** Start of Extracted text **

The CPR Vision Statement: A non-profit research, education, advocacy, and support organization dedicated to conserving family autonomy, encouraging responsibility, and preserving the constitutionally protected liberty interests of both parents to safeguard their children’s welfare.

CPR Monthly General Public Meeting Notice
Sunday November 21, 2004 at 5:00 p.m. – 8 p.m.


GUEST SPEAKER: Mindy Mitnick, Custody Evaluator, presentation begins promptly at 5:30 p.m.

TOPIC: “How to Survive Your Custody Evaluation,
and ensure a positive result for your children.”

·      Defining a custody evaluator: What is an evaluator/What to expect from your evaluator/Responsibility of an evaluator/Private vs County evaluator (pros and cons)

** End of Extracted text **
** Start of Supplied information **

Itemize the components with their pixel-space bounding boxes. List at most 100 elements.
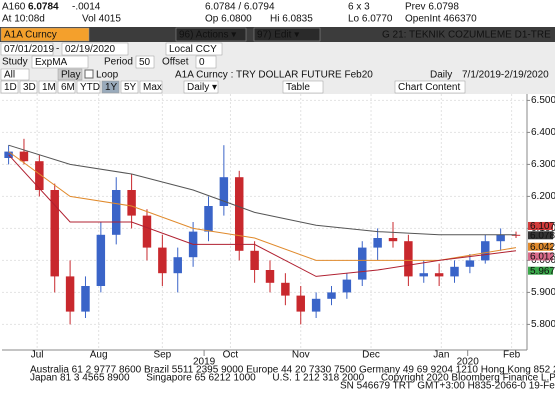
all: All <box>4 70 15 81</box>
low: Lo 6.0770 <box>348 14 393 25</box>
range-button-box[interactable] <box>76 80 101 94</box>
start-date-box[interactable] <box>0 42 54 56</box>
range-button-box[interactable] <box>101 80 120 94</box>
currency-box[interactable] <box>165 42 223 56</box>
daily-button: Daily ▾ <box>187 82 217 93</box>
edit-menu: 97) Edit ▾ <box>257 30 299 41</box>
range-button: 1Y <box>105 82 118 93</box>
edit-menu-box[interactable] <box>253 27 321 42</box>
candle-body <box>465 260 475 267</box>
bid-ask: 6.0784 / 6.0794 <box>205 2 275 13</box>
x-tick-label: Jul <box>31 350 44 361</box>
x-tick-label: Jan <box>433 350 449 361</box>
range-button-box[interactable] <box>0 80 19 94</box>
candle-body <box>434 273 444 277</box>
footer-line: Australia 61 2 9777 8600 Brazil 5511 239… <box>30 365 555 376</box>
actions-menu-box[interactable] <box>175 27 247 42</box>
candle-body <box>358 247 367 280</box>
candle-body <box>419 273 428 277</box>
play-box[interactable] <box>57 68 83 81</box>
x-tick-label: Feb <box>503 350 521 361</box>
candle-body <box>281 282 290 296</box>
y-tick-label: 6.4000 <box>531 127 555 138</box>
y-tick-label: 5.8000 <box>531 319 555 330</box>
time: At 10:08d <box>2 14 45 25</box>
range-button-box[interactable] <box>139 80 163 94</box>
size: 6 x 3 <box>348 2 370 13</box>
candle-body <box>173 257 182 274</box>
footer-panel <box>0 362 555 400</box>
candle-body <box>450 266 459 277</box>
range-button-box[interactable] <box>57 80 76 94</box>
candle-body <box>127 190 136 216</box>
last-value-box <box>528 221 553 230</box>
candle-body <box>373 238 382 248</box>
last-value-label: 6.0124 <box>530 252 555 263</box>
x-tick-label: Nov <box>292 350 310 361</box>
candle-body <box>265 270 275 283</box>
last-value-box <box>528 252 553 261</box>
period-label: Period <box>104 57 133 68</box>
y-tick-label: 6.3000 <box>531 159 555 170</box>
end-date-box[interactable] <box>61 42 129 56</box>
range-button: 1D <box>4 82 17 93</box>
open-interest: OpenInt 466370 <box>405 14 477 25</box>
footer-line: SN 546679 TRT GMT+3:00 H835-2066-0 19-Fe… <box>340 381 555 392</box>
ticker: A160 <box>2 2 26 13</box>
range-button: 5Y <box>124 82 137 93</box>
actions-menu: 96) Actions ▾ <box>179 30 236 41</box>
y-tick-label: 6.2000 <box>531 191 555 202</box>
year-label: 2019 <box>193 357 216 368</box>
period-box[interactable] <box>135 55 155 69</box>
daily-button-box[interactable] <box>183 80 219 94</box>
play: Play <box>61 70 80 81</box>
candle-body <box>327 292 336 299</box>
candle-body <box>388 238 398 242</box>
range-button: YTD <box>80 82 100 93</box>
security-box[interactable] <box>0 27 90 42</box>
range-button-box[interactable] <box>38 80 57 94</box>
candle-body <box>235 177 244 251</box>
all-box[interactable] <box>0 68 30 81</box>
security: A1A Curncy <box>4 30 57 41</box>
candle-body <box>50 190 59 277</box>
candle-body <box>296 295 305 312</box>
footer-line: Japan 81 3 4565 8900 Singapore 65 6212 1… <box>30 373 555 384</box>
chart-content-button-box[interactable] <box>394 80 466 94</box>
date-dash: - <box>56 44 59 55</box>
volume: Vol 4015 <box>82 14 121 25</box>
currency: Local CCY <box>169 44 217 55</box>
chart-content-button: Chart Content <box>398 82 460 93</box>
last-value-box <box>528 266 553 275</box>
table-button-box[interactable] <box>282 80 324 94</box>
range-button-box[interactable] <box>19 80 38 94</box>
y-tick-label: 6.5000 <box>531 95 555 106</box>
candle-body <box>111 190 121 235</box>
high: Hi 6.0835 <box>270 14 313 25</box>
candle-body <box>219 177 229 206</box>
candle-body <box>65 276 75 312</box>
study-box[interactable] <box>31 55 89 69</box>
candle-body <box>4 151 13 158</box>
candle-body <box>158 247 167 274</box>
moving-average <box>8 144 516 236</box>
range-button-box[interactable] <box>120 80 139 94</box>
candle-body <box>481 241 490 261</box>
prev: Prev 6.0798 <box>405 2 459 13</box>
y-tick-label: 6.0000 <box>531 255 555 266</box>
range-button: 1M <box>42 82 56 93</box>
frequency: Daily <box>430 70 452 81</box>
range-button: 6M <box>61 82 75 93</box>
x-tick-label: Dec <box>362 350 380 361</box>
x-tick-label: Aug <box>90 350 108 361</box>
offset: 0 <box>199 57 205 68</box>
start-date: 07/01/2019 <box>4 44 54 55</box>
candle-body <box>511 234 521 236</box>
loop-checkbox[interactable] <box>84 69 94 79</box>
last-value-label: 6.0784 <box>530 230 555 241</box>
date-range: 7/1/2019-2/19/2020 <box>462 70 549 81</box>
offset-box[interactable] <box>195 55 217 69</box>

** End of Supplied information **

Exercise instructions.
**a.** Reproduce the meeting notice word for word from "GUEST SPEAKER: Mindy" to "(pros and cons)".
**b.** Summarize the meeting notice in two sentences.

Answers in order.
**a.**
GUEST SPEAKER: Mindy Mitnick, Custody Evaluator, presentation begins promptly at 5:30 p.m.

TOPIC: “How to Survive Your Custody Evaluation,
and ensure a positive result for your children.”

·      Defining a custody evaluator: What is an evaluator/What to expect from your evaluator/Responsibility of an evaluator/Private vs County evaluator (pros and cons)

**b.** CPR is a non-profit organization dedicated to conserving family autonomy and preserving both parents' constitutionally protected liberty interests. It announces a monthly general public meeting on Sunday, November 21, 2004, from 5:00 to 8 p.m., where custody evaluator Mindy Mitnick will speak at 5:30 p.m. on how to survive a custody evaluation, covering what an evaluator is and private versus county evaluators.